> [Material]
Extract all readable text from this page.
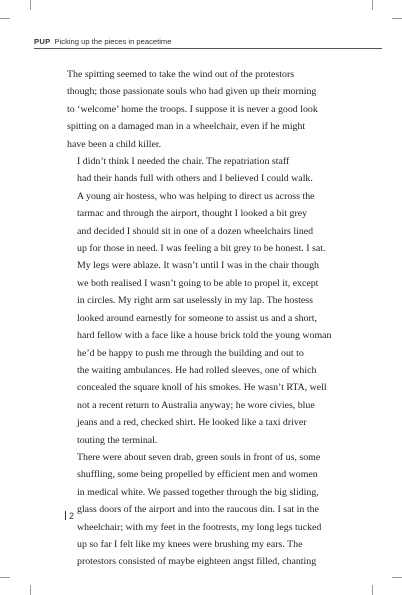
PUP Picking up the pieces in peacetime

The spitting seemed to take the wind out of the protestors
though; those passionate souls who had given up their morning
to ‘welcome’ home the troops. I suppose it is never a good look
spitting on a damaged man in a wheelchair, even if he might
have been a child killer.

I didn’t think I needed the chair. The repatriation staff
had their hands full with others and I believed I could walk.
A young air hostess, who was helping to direct us across the
tarmac and through the airport, thought I looked a bit grey
and decided I should sit in one of a dozen wheelchairs lined
up for those in need. I was feeling a bit grey to be honest. I sat.
My legs were ablaze. It wasn’t until I was in the chair though
we both realised I wasn’t going to be able to propel it, except
in circles. My right arm sat uselessly in my lap. The hostess
looked around earnestly for someone to assist us and a short,
hard fellow with a face like a house brick told the young woman
he’d be happy to push me through the building and out to
the waiting ambulances. He had rolled sleeves, one of which
concealed the square knoll of his smokes. He wasn’t RTA, well
not a recent return to Australia anyway; he wore civies, blue
jeans and a red, checked shirt. He looked like a taxi driver
touting the terminal.

There were about seven drab, green souls in front of us, some
shuffling, some being propelled by efficient men and women
in medical white. We passed together through the big sliding,
glass doors of the airport and into the raucous din. I sat in the
wheelchair; with my feet in the footrests, my long legs tucked
up so far I felt like my knees were brushing my ears. The
protestors consisted of maybe eighteen angst filled, chanting

2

> [Exercise requirements]
Filter the records down to the lines that contain the string "protestors", and copy those lines.

> [Reply to the exercise]
The spitting seemed to take the wind out of the protestors
protestors consisted of maybe eighteen angst filled, chanting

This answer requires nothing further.